TASK DIRECTIONS: Rewrite everything from the start of the records down to the line containing "cover-title-line-1: 修罗殿主 [416,336,496,360]", substituting "reload-button" for "refresh-button" and leaving all else unchanged.

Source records
[START]

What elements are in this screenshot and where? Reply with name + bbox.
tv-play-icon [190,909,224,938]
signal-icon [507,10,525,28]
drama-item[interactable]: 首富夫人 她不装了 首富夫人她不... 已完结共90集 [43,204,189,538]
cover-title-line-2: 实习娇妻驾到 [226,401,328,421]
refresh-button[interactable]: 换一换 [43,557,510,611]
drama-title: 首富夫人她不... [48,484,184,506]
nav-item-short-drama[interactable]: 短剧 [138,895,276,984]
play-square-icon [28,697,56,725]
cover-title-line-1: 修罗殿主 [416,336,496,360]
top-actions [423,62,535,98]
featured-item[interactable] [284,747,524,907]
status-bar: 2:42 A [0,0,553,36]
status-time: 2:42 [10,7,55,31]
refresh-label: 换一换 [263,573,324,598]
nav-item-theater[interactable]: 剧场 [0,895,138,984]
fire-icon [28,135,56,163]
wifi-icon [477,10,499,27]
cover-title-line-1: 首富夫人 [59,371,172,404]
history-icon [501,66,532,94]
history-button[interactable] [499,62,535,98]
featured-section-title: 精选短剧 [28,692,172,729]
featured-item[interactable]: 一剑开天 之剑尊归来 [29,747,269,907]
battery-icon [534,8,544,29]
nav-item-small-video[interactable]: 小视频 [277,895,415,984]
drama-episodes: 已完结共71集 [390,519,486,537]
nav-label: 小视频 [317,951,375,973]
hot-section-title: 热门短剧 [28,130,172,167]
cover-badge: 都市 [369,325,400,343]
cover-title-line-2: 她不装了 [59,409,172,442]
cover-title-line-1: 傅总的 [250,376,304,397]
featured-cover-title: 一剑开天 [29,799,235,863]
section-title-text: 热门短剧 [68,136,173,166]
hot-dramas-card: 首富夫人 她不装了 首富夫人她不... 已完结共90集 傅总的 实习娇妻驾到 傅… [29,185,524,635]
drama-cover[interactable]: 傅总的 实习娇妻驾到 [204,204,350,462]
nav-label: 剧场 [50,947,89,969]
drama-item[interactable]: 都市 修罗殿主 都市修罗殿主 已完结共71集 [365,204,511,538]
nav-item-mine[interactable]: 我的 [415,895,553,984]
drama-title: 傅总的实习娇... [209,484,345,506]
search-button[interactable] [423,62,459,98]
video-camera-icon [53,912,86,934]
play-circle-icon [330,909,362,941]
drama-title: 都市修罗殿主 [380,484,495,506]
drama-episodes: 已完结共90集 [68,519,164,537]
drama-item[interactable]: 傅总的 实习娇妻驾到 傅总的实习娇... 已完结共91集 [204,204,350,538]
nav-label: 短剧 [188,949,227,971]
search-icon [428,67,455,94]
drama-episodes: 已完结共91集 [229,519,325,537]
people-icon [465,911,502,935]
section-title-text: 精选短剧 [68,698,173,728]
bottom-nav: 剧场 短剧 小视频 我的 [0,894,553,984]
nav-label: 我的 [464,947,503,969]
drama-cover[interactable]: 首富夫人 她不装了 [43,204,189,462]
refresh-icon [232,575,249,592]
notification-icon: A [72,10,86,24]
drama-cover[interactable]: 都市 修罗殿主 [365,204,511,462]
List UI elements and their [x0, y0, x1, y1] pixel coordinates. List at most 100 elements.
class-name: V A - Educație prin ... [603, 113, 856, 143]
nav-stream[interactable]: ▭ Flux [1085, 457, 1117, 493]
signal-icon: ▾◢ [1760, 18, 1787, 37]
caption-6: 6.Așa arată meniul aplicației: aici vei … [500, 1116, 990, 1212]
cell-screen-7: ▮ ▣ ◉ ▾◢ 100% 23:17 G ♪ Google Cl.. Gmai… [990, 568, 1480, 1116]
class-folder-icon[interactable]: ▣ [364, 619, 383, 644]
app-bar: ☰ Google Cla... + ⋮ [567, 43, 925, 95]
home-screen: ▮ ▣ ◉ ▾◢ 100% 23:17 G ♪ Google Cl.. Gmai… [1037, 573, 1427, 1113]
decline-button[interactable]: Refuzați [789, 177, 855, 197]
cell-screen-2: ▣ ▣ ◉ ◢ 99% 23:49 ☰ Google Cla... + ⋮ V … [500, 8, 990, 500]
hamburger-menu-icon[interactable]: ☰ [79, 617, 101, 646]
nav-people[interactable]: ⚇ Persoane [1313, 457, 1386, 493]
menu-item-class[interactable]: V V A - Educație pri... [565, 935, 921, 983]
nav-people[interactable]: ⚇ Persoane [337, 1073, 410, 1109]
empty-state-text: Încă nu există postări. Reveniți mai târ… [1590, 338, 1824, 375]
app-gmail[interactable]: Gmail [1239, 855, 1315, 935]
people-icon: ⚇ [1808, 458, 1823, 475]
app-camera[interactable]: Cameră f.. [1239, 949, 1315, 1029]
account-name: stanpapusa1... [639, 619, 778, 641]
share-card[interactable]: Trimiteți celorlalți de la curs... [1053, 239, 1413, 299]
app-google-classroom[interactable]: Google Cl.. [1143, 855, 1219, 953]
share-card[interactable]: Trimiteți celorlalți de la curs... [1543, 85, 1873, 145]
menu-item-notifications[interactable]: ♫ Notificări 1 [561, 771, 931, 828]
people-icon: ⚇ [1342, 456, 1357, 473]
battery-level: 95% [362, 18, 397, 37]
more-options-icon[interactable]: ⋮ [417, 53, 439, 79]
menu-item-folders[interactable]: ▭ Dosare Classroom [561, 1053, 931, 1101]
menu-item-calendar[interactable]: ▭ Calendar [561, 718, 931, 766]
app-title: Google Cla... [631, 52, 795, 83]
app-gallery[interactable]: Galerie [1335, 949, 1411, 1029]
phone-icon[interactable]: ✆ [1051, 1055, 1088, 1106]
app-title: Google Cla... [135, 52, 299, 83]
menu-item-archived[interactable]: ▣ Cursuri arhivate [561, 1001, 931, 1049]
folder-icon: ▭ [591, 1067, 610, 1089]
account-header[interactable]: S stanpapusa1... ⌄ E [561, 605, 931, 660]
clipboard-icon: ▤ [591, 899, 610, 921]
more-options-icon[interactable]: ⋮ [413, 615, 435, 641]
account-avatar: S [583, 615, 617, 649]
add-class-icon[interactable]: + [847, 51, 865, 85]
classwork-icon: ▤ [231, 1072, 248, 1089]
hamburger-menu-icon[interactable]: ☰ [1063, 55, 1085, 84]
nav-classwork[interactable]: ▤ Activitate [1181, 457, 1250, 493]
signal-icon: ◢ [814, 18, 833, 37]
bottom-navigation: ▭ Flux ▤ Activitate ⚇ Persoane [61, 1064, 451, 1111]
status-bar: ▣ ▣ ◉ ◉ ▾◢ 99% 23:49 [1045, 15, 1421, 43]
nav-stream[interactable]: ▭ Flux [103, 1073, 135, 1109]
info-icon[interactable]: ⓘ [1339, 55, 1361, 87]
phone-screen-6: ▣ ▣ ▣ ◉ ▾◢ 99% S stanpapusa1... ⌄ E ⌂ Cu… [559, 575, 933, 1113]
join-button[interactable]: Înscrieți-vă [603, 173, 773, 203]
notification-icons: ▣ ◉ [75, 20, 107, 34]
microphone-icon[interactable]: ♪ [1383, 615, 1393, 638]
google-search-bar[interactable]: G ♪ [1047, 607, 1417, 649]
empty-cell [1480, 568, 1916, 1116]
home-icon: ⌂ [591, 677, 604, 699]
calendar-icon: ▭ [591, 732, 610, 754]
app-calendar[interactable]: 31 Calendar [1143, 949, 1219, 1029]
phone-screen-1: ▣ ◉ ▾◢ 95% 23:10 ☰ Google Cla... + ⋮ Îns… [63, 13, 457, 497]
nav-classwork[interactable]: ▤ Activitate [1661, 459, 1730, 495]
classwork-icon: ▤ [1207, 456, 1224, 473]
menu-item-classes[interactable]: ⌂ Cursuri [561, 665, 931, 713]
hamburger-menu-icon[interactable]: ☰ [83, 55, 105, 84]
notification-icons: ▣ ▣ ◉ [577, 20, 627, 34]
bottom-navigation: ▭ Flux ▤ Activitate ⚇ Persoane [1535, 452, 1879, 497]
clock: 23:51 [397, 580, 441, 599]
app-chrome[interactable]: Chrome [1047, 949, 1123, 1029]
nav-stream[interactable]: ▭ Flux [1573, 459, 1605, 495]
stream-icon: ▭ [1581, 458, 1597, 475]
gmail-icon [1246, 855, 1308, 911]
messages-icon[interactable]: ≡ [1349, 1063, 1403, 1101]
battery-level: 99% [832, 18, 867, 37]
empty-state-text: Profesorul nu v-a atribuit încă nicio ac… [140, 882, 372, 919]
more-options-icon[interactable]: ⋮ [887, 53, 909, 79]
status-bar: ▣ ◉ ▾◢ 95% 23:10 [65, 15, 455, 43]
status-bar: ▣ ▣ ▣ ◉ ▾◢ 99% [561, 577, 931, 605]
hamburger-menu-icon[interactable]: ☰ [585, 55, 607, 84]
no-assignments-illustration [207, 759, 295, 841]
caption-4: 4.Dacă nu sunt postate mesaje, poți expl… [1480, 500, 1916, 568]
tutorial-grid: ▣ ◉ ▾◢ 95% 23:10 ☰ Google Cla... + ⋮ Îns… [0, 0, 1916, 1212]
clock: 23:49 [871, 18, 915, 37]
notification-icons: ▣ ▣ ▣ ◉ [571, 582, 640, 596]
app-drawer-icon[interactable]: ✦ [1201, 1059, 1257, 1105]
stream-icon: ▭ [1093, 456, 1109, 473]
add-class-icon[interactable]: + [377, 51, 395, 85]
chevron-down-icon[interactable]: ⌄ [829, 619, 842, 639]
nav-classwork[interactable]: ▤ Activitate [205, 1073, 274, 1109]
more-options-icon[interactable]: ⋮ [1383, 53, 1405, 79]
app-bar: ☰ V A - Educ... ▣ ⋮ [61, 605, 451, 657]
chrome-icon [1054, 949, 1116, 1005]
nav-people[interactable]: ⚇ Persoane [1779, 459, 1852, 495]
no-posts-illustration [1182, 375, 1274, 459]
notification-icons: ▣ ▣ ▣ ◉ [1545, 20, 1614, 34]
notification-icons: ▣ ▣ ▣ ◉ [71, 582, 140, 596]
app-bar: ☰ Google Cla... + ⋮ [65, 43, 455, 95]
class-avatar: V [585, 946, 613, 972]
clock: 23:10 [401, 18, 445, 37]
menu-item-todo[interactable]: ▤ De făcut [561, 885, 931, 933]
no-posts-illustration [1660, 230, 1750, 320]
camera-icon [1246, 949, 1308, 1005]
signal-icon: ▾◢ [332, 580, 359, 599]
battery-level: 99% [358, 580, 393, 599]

[END]

OUTPUT:
What elements are in this screenshot and where? Reply with name + bbox.
tv-play-icon [190,909,224,938]
signal-icon [507,10,525,28]
drama-item[interactable]: 首富夫人 她不装了 首富夫人她不... 已完结共90集 [43,204,189,538]
cover-title-line-2: 实习娇妻驾到 [226,401,328,421]
reload-button[interactable]: 换一换 [43,557,510,611]
drama-title: 首富夫人她不... [48,484,184,506]
nav-item-short-drama[interactable]: 短剧 [138,895,276,984]
play-square-icon [28,697,56,725]
cover-title-line-1: 修罗殿主 [416,336,496,360]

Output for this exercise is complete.